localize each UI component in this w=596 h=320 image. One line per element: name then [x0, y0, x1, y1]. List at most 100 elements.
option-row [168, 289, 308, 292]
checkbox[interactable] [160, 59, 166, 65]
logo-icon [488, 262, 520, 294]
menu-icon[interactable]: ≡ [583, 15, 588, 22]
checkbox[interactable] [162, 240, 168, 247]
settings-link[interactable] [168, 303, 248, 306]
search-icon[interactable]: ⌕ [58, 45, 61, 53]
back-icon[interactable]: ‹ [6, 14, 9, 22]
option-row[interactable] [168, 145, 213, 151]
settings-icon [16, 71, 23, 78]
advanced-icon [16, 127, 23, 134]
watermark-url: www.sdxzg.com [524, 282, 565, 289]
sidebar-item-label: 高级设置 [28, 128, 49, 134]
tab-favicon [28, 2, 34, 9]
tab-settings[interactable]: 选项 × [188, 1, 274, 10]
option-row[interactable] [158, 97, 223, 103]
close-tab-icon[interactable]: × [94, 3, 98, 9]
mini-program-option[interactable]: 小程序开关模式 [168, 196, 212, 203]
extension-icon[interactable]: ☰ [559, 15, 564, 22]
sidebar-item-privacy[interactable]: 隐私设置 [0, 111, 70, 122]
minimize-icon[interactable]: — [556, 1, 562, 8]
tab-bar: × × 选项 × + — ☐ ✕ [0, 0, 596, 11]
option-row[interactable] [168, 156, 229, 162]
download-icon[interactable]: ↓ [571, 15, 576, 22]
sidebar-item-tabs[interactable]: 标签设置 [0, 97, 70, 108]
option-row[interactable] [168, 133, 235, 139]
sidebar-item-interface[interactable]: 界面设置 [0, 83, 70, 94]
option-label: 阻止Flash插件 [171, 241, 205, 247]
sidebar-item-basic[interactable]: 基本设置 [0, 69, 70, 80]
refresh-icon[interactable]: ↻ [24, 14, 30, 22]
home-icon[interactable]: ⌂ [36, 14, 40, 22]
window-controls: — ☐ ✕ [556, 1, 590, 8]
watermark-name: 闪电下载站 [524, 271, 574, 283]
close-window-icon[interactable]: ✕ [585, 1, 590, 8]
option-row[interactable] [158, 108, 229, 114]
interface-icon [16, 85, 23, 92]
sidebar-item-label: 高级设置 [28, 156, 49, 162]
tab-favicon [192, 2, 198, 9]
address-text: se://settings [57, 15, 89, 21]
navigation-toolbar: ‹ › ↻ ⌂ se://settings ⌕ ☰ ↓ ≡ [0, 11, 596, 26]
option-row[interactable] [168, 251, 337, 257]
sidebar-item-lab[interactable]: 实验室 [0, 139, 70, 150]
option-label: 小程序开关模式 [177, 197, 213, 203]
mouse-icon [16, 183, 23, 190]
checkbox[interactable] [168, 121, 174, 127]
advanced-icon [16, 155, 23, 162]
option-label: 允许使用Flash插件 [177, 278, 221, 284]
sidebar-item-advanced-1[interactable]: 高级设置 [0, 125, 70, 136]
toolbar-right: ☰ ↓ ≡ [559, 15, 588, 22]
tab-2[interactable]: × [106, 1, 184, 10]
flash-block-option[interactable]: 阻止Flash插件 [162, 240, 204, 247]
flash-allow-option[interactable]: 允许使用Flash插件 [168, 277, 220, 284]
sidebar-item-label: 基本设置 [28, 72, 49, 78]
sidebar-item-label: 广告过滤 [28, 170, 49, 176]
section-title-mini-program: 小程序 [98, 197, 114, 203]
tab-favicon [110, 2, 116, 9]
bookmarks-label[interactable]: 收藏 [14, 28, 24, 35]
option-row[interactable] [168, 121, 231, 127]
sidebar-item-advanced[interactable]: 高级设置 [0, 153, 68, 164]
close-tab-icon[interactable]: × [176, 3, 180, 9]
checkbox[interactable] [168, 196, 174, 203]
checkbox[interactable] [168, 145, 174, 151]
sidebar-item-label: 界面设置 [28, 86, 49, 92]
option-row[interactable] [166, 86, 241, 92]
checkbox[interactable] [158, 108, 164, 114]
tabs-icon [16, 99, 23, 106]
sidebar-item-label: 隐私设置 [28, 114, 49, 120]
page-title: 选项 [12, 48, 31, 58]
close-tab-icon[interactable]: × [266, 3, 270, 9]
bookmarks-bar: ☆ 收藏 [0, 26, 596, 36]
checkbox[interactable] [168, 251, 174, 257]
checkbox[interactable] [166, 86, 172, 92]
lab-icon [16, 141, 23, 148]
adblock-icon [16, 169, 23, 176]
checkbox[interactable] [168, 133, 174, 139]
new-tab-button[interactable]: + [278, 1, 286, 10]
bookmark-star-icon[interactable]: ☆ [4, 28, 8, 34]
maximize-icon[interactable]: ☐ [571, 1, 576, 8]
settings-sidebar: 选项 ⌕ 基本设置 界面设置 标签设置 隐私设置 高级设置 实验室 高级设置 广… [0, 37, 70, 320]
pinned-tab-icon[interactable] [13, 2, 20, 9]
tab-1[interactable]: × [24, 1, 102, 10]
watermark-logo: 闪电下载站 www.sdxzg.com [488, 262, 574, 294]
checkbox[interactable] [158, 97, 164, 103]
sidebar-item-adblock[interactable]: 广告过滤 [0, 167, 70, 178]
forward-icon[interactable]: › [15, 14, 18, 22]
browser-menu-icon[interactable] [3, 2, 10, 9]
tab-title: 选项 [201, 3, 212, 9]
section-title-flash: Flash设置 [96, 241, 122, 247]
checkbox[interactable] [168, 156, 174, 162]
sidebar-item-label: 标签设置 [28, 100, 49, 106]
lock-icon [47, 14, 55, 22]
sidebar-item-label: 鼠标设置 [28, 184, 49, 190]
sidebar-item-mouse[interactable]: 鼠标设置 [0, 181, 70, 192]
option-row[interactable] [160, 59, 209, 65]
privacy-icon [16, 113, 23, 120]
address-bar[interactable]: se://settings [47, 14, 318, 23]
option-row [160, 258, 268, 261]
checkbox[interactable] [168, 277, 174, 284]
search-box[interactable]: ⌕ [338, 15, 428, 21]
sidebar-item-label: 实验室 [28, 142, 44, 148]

◆ ◆ ◆ ◆

## Direction
Put every line of the listing above into a JSON list of strings, one string per line, leaving out blank lines.

## Solution below
[
  "localize each UI component in this w=596 h=320 image. One line per element: name then [x0, y0, x1, y1]. List at most 100 elements.",
  "option-row [168, 289, 308, 292]",
  "checkbox[interactable] [160, 59, 166, 65]",
  "logo-icon [488, 262, 520, 294]",
  "menu-icon[interactable]: ≡ [583, 15, 588, 22]",
  "checkbox[interactable] [162, 240, 168, 247]",
  "settings-link[interactable] [168, 303, 248, 306]",
  "search-icon[interactable]: ⌕ [58, 45, 61, 53]",
  "back-icon[interactable]: ‹ [6, 14, 9, 22]",
  "option-row[interactable] [168, 145, 213, 151]",
  "settings-icon [16, 71, 23, 78]",
  "advanced-icon [16, 127, 23, 134]",
  "watermark-url: www.sdxzg.com [524, 282, 565, 289]",
  "sidebar-item-label: 高级设置 [28, 128, 49, 134]",
  "tab-favicon [28, 2, 34, 9]",
  "tab-settings[interactable]: 选项 × [188, 1, 274, 10]",
  "option-row[interactable] [158, 97, 223, 103]",
  "close-tab-icon[interactable]: × [94, 3, 98, 9]",
  "mini-program-option[interactable]: 小程序开关模式 [168, 196, 212, 203]",
  "extension-icon[interactable]: ☰ [559, 15, 564, 22]",
  "sidebar-item-privacy[interactable]: 隐私设置 [0, 111, 70, 122]",
  "minimize-icon[interactable]: — [556, 1, 562, 8]",
  "tab-bar: × × 选项 × + — ☐ ✕ [0, 0, 596, 11]",
  "option-row[interactable] [168, 156, 229, 162]",
  "download-icon[interactable]: ↓ [571, 15, 576, 22]",
  "sidebar-item-tabs[interactable]: 标签设置 [0, 97, 70, 108]",
  "option-row[interactable] [168, 133, 235, 139]",
  "sidebar-item-interface[interactable]: 界面设置 [0, 83, 70, 94]",
  "option-label: 阻止Flash插件 [171, 241, 205, 247]",
  "sidebar-item-basic[interactable]: 基本设置 [0, 69, 70, 80]",
  "refresh-icon[interactable]: ↻ [24, 14, 30, 22]",
  "home-icon[interactable]: ⌂ [36, 14, 40, 22]",
  "window-controls: — ☐ ✕ [556, 1, 590, 8]",
  "watermark-name: 闪电下载站 [524, 271, 574, 283]",
  "close-window-icon[interactable]: ✕ [585, 1, 590, 8]",
  "option-row[interactable] [158, 108, 229, 114]",
  "interface-icon [16, 85, 23, 92]",
  "sidebar-item-label: 高级设置 [28, 156, 49, 162]",
  "tab-favicon [192, 2, 198, 9]",
  "address-text: se://settings [57, 15, 89, 21]",
  "navigation-toolbar: ‹ › ↻ ⌂ se://settings ⌕ ☰ ↓ ≡ [0, 11, 596, 26]",
  "option-row[interactable] [168, 251, 337, 257]",
  "sidebar-item-lab[interactable]: 实验室 [0, 139, 70, 150]",
  "option-label: 小程序开关模式 [177, 197, 213, 203]",
  "mouse-icon [16, 183, 23, 190]",
  "checkbox[interactable] [168, 121, 174, 127]",
  "advanced-icon [16, 155, 23, 162]",
  "option-label: 允许使用Flash插件 [177, 278, 221, 284]",
  "sidebar-item-advanced-1[interactable]: 高级设置 [0, 125, 70, 136]",
  "toolbar-right: ☰ ↓ ≡ [559, 15, 588, 22]",
  "tab-2[interactable]: × [106, 1, 184, 10]",
  "flash-block-option[interactable]: 阻止Flash插件 [162, 240, 204, 247]",
  "flash-allow-option[interactable]: 允许使用Flash插件 [168, 277, 220, 284]",
  "sidebar-item-label: 基本设置 [28, 72, 49, 78]",
  "sidebar-item-label: 广告过滤 [28, 170, 49, 176]",
  "section-title-mini-program: 小程序 [98, 197, 114, 203]",
  "tab-favicon [110, 2, 116, 9]",
  "bookmarks-label[interactable]: 收藏 [14, 28, 24, 35]",
  "option-row[interactable] [168, 121, 231, 127]",
  "sidebar-item-advanced[interactable]: 高级设置 [0, 153, 68, 164]",
  "close-tab-icon[interactable]: × [176, 3, 180, 9]",
  "checkbox[interactable] [168, 196, 174, 203]",
  "checkbox[interactable] [168, 145, 174, 151]",
  "sidebar-item-label: 界面设置 [28, 86, 49, 92]",
  "option-row[interactable] [166, 86, 241, 92]",
  "checkbox[interactable] [158, 108, 164, 114]",
  "tabs-icon [16, 99, 23, 106]",
  "sidebar-item-label: 隐私设置 [28, 114, 49, 120]",
  "page-title: 选项 [12, 48, 31, 58]",
  "close-tab-icon[interactable]: × [266, 3, 270, 9]",
  "bookmarks-bar: ☆ 收藏 [0, 26, 596, 36]",
  "checkbox[interactable] [168, 251, 174, 257]",
  "checkbox[interactable] [166, 86, 172, 92]",
  "lab-icon [16, 141, 23, 148]",
  "adblock-icon [16, 169, 23, 176]",
  "checkbox[interactable] [168, 133, 174, 139]",
  "new-tab-button[interactable]: + [278, 1, 286, 10]",
  "bookmark-star-icon[interactable]: ☆ [4, 28, 8, 34]",
  "maximize-icon[interactable]: ☐ [571, 1, 576, 8]",
  "settings-sidebar: 选项 ⌕ 基本设置 界面设置 标签设置 隐私设置 高级设置 实验室 高级设置 广… [0, 37, 70, 320]",
  "pinned-tab-icon[interactable] [13, 2, 20, 9]",
  "tab-1[interactable]: × [24, 1, 102, 10]",
  "watermark-logo: 闪电下载站 www.sdxzg.com [488, 262, 574, 294]",
  "checkbox[interactable] [158, 97, 164, 103]",
  "sidebar-item-adblock[interactable]: 广告过滤 [0, 167, 70, 178]",
  "forward-icon[interactable]: › [15, 14, 18, 22]",
  "browser-menu-icon[interactable] [3, 2, 10, 9]",
  "tab-title: 选项 [201, 3, 212, 9]",
  "section-title-flash: Flash设置 [96, 241, 122, 247]",
  "checkbox[interactable] [168, 156, 174, 162]",
  "sidebar-item-label: 标签设置 [28, 100, 49, 106]",
  "lock-icon [47, 14, 55, 22]",
  "sidebar-item-label: 鼠标设置 [28, 184, 49, 190]",
  "sidebar-item-mouse[interactable]: 鼠标设置 [0, 181, 70, 192]",
  "option-row[interactable] [160, 59, 209, 65]",
  "privacy-icon [16, 113, 23, 120]",
  "address-bar[interactable]: se://settings [47, 14, 318, 23]",
  "option-row [160, 258, 268, 261]",
  "checkbox[interactable] [168, 277, 174, 284]",
  "search-box[interactable]: ⌕ [338, 15, 428, 21]",
  "sidebar-item-label: 实验室 [28, 142, 44, 148]"
]